Box coordinate listings
-------

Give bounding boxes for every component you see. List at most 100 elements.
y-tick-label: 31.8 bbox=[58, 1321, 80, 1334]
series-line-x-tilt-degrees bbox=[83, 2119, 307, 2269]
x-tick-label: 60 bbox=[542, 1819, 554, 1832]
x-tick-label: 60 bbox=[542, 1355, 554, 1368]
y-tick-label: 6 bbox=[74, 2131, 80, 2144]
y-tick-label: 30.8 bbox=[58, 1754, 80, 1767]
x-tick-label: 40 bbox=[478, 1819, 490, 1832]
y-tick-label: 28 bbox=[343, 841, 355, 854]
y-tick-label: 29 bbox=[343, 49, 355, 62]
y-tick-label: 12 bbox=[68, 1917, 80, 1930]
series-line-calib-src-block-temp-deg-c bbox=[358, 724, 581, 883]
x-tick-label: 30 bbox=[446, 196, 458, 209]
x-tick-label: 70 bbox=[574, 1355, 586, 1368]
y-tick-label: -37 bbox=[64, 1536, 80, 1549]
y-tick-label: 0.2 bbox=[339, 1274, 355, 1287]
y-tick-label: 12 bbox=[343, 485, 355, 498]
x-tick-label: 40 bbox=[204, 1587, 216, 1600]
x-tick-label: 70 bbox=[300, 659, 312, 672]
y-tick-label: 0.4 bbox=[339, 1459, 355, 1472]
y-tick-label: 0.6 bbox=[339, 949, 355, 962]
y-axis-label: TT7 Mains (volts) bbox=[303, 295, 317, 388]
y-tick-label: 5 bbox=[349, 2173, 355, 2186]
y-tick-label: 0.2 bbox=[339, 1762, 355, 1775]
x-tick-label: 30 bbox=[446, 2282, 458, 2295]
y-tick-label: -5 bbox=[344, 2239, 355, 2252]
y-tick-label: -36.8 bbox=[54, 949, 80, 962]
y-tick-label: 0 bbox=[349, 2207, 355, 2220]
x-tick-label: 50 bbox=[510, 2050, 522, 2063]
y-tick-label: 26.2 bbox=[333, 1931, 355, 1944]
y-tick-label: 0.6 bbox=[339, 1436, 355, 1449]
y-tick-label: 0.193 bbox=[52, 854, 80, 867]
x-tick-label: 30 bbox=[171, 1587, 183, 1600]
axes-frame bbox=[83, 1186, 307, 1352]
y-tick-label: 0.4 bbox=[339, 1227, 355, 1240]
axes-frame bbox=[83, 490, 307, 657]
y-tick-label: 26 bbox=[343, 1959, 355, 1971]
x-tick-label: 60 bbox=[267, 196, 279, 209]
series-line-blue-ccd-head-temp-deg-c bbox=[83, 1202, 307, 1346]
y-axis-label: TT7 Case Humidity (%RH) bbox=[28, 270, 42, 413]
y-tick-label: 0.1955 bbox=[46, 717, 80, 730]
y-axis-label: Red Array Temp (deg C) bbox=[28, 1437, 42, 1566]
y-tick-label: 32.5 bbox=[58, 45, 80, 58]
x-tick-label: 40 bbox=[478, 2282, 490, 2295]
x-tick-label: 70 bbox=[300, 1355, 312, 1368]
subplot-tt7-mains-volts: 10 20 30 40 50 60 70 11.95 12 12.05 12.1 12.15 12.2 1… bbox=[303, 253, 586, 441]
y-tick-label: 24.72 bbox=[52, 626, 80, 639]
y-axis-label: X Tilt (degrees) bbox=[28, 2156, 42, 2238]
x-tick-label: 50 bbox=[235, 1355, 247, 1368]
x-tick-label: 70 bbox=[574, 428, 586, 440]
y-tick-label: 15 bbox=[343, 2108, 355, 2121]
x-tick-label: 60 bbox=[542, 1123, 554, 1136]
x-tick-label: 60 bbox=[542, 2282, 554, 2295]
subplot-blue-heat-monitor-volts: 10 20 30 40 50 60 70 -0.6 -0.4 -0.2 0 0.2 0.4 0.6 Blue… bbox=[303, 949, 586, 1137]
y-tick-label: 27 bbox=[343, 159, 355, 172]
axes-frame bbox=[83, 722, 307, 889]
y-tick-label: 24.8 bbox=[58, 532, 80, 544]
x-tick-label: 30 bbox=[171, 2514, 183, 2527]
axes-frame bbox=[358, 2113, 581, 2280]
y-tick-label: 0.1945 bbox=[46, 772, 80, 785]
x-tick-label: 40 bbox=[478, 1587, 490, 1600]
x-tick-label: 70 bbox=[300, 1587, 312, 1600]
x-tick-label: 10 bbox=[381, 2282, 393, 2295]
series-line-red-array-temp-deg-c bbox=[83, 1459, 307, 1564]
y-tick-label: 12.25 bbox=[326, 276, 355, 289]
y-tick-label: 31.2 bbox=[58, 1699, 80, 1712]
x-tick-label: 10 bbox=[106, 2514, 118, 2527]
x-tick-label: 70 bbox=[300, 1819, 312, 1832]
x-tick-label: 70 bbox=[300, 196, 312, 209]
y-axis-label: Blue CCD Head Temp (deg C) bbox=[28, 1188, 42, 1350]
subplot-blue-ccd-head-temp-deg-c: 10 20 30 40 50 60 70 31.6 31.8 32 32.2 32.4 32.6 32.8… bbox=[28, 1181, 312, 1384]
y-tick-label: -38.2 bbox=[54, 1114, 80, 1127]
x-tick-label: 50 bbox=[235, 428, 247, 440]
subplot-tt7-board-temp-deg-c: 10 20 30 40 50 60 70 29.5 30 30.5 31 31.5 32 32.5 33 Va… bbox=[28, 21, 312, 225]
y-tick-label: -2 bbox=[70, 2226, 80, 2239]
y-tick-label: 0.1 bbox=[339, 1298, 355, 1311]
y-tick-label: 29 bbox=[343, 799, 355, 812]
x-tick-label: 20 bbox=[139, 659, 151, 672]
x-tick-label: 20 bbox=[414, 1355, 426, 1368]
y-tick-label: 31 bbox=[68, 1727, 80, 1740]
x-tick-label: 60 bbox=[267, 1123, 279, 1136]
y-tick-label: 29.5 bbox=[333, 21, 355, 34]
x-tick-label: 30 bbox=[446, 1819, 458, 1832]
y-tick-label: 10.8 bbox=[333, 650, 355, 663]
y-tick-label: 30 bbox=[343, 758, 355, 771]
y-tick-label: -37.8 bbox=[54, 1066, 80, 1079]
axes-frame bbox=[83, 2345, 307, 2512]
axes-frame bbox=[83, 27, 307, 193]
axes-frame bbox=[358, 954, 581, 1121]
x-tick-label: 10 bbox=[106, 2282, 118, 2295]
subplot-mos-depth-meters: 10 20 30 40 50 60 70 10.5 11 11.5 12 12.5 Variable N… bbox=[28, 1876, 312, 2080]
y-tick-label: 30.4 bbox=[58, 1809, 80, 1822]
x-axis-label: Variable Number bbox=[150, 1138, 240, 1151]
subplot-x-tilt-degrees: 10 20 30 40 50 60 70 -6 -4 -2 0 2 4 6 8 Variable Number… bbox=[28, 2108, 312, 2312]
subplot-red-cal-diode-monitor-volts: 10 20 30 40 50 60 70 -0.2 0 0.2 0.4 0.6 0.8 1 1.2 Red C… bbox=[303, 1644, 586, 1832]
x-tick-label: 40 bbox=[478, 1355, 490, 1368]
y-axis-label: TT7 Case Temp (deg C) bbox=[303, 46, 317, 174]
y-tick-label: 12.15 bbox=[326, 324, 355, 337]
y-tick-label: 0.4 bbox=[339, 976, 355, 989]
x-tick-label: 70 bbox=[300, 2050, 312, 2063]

-------

• Problem details: Write out the listing above verbatim, keeping every line unchanged.

• Exercise result:
Give bounding boxes for every component you see. List at most 100 elements.
y-tick-label: 31.8 bbox=[58, 1321, 80, 1334]
series-line-x-tilt-degrees bbox=[83, 2119, 307, 2269]
x-tick-label: 60 bbox=[542, 1819, 554, 1832]
x-tick-label: 60 bbox=[542, 1355, 554, 1368]
y-tick-label: 6 bbox=[74, 2131, 80, 2144]
y-tick-label: 30.8 bbox=[58, 1754, 80, 1767]
x-tick-label: 40 bbox=[478, 1819, 490, 1832]
y-tick-label: 28 bbox=[343, 841, 355, 854]
y-tick-label: 29 bbox=[343, 49, 355, 62]
y-tick-label: 12 bbox=[68, 1917, 80, 1930]
series-line-calib-src-block-temp-deg-c bbox=[358, 724, 581, 883]
x-tick-label: 30 bbox=[446, 196, 458, 209]
x-tick-label: 70 bbox=[574, 1355, 586, 1368]
y-tick-label: -37 bbox=[64, 1536, 80, 1549]
y-tick-label: 0.2 bbox=[339, 1274, 355, 1287]
y-tick-label: 12 bbox=[343, 485, 355, 498]
x-tick-label: 40 bbox=[204, 1587, 216, 1600]
x-tick-label: 70 bbox=[300, 659, 312, 672]
y-tick-label: 0.4 bbox=[339, 1459, 355, 1472]
y-tick-label: 0.6 bbox=[339, 949, 355, 962]
y-axis-label: TT7 Mains (volts) bbox=[303, 295, 317, 388]
y-tick-label: 5 bbox=[349, 2173, 355, 2186]
y-tick-label: 0.2 bbox=[339, 1762, 355, 1775]
x-tick-label: 30 bbox=[446, 2282, 458, 2295]
y-tick-label: -5 bbox=[344, 2239, 355, 2252]
y-tick-label: -36.8 bbox=[54, 949, 80, 962]
y-tick-label: 0 bbox=[349, 2207, 355, 2220]
x-tick-label: 50 bbox=[510, 2050, 522, 2063]
y-tick-label: 26.2 bbox=[333, 1931, 355, 1944]
y-tick-label: 0.6 bbox=[339, 1436, 355, 1449]
y-tick-label: 0.193 bbox=[52, 854, 80, 867]
x-tick-label: 30 bbox=[171, 1587, 183, 1600]
axes-frame bbox=[83, 1186, 307, 1352]
y-tick-label: 0.4 bbox=[339, 1227, 355, 1240]
axes-frame bbox=[83, 490, 307, 657]
y-tick-label: 26 bbox=[343, 1959, 355, 1971]
x-tick-label: 60 bbox=[267, 196, 279, 209]
series-line-blue-ccd-head-temp-deg-c bbox=[83, 1202, 307, 1346]
y-axis-label: TT7 Case Humidity (%RH) bbox=[28, 270, 42, 413]
y-tick-label: 0.1955 bbox=[46, 717, 80, 730]
y-axis-label: Red Array Temp (deg C) bbox=[28, 1437, 42, 1566]
y-tick-label: 32.5 bbox=[58, 45, 80, 58]
x-tick-label: 40 bbox=[478, 2282, 490, 2295]
x-tick-label: 70 bbox=[300, 1355, 312, 1368]
subplot-tt7-mains-volts: 10 20 30 40 50 60 70 11.95 12 12.05 12.1 12.15 12.2 1… bbox=[303, 253, 586, 441]
y-tick-label: 24.72 bbox=[52, 626, 80, 639]
y-axis-label: X Tilt (degrees) bbox=[28, 2156, 42, 2238]
x-tick-label: 50 bbox=[235, 1355, 247, 1368]
x-tick-label: 70 bbox=[574, 428, 586, 440]
y-tick-label: 15 bbox=[343, 2108, 355, 2121]
x-tick-label: 60 bbox=[542, 1123, 554, 1136]
x-tick-label: 60 bbox=[542, 2282, 554, 2295]
subplot-blue-heat-monitor-volts: 10 20 30 40 50 60 70 -0.6 -0.4 -0.2 0 0.2 0.4 0.6 Blue… bbox=[303, 949, 586, 1137]
y-tick-label: 27 bbox=[343, 159, 355, 172]
axes-frame bbox=[83, 722, 307, 889]
y-tick-label: 24.8 bbox=[58, 532, 80, 544]
x-tick-label: 30 bbox=[171, 2514, 183, 2527]
axes-frame bbox=[358, 2113, 581, 2280]
y-tick-label: 0.1945 bbox=[46, 772, 80, 785]
x-tick-label: 40 bbox=[478, 1587, 490, 1600]
x-tick-label: 70 bbox=[300, 1587, 312, 1600]
x-tick-label: 10 bbox=[381, 2282, 393, 2295]
series-line-red-array-temp-deg-c bbox=[83, 1459, 307, 1564]
y-tick-label: 12.25 bbox=[326, 276, 355, 289]
y-tick-label: 31.2 bbox=[58, 1699, 80, 1712]
x-tick-label: 10 bbox=[106, 2514, 118, 2527]
x-tick-label: 70 bbox=[300, 1819, 312, 1832]
x-tick-label: 70 bbox=[300, 196, 312, 209]
y-axis-label: Blue CCD Head Temp (deg C) bbox=[28, 1188, 42, 1350]
subplot-blue-ccd-head-temp-deg-c: 10 20 30 40 50 60 70 31.6 31.8 32 32.2 32.4 32.6 32.8… bbox=[28, 1181, 312, 1384]
y-tick-label: -38.2 bbox=[54, 1114, 80, 1127]
x-tick-label: 50 bbox=[235, 428, 247, 440]
subplot-tt7-board-temp-deg-c: 10 20 30 40 50 60 70 29.5 30 30.5 31 31.5 32 32.5 33 Va… bbox=[28, 21, 312, 225]
y-tick-label: -2 bbox=[70, 2226, 80, 2239]
y-tick-label: 0.1 bbox=[339, 1298, 355, 1311]
y-tick-label: 29 bbox=[343, 799, 355, 812]
x-tick-label: 20 bbox=[139, 659, 151, 672]
x-tick-label: 20 bbox=[414, 1355, 426, 1368]
y-tick-label: 31 bbox=[68, 1727, 80, 1740]
x-tick-label: 60 bbox=[267, 1123, 279, 1136]
y-tick-label: 29.5 bbox=[333, 21, 355, 34]
x-tick-label: 30 bbox=[446, 1819, 458, 1832]
y-tick-label: 10.8 bbox=[333, 650, 355, 663]
y-tick-label: 30 bbox=[343, 758, 355, 771]
y-tick-label: -37.8 bbox=[54, 1066, 80, 1079]
axes-frame bbox=[83, 2345, 307, 2512]
axes-frame bbox=[83, 27, 307, 193]
axes-frame bbox=[358, 954, 581, 1121]
x-tick-label: 10 bbox=[106, 2282, 118, 2295]
subplot-mos-depth-meters: 10 20 30 40 50 60 70 10.5 11 11.5 12 12.5 Variable N… bbox=[28, 1876, 312, 2080]
y-tick-label: 30.4 bbox=[58, 1809, 80, 1822]
x-axis-label: Variable Number bbox=[150, 1138, 240, 1151]
subplot-x-tilt-degrees: 10 20 30 40 50 60 70 -6 -4 -2 0 2 4 6 8 Variable Number… bbox=[28, 2108, 312, 2312]
subplot-red-cal-diode-monitor-volts: 10 20 30 40 50 60 70 -0.2 0 0.2 0.4 0.6 0.8 1 1.2 Red C… bbox=[303, 1644, 586, 1832]
x-tick-label: 40 bbox=[478, 1355, 490, 1368]
y-axis-label: TT7 Case Temp (deg C) bbox=[303, 46, 317, 174]
y-tick-label: 12.15 bbox=[326, 324, 355, 337]
y-tick-label: 0.4 bbox=[339, 976, 355, 989]
x-tick-label: 70 bbox=[300, 2050, 312, 2063]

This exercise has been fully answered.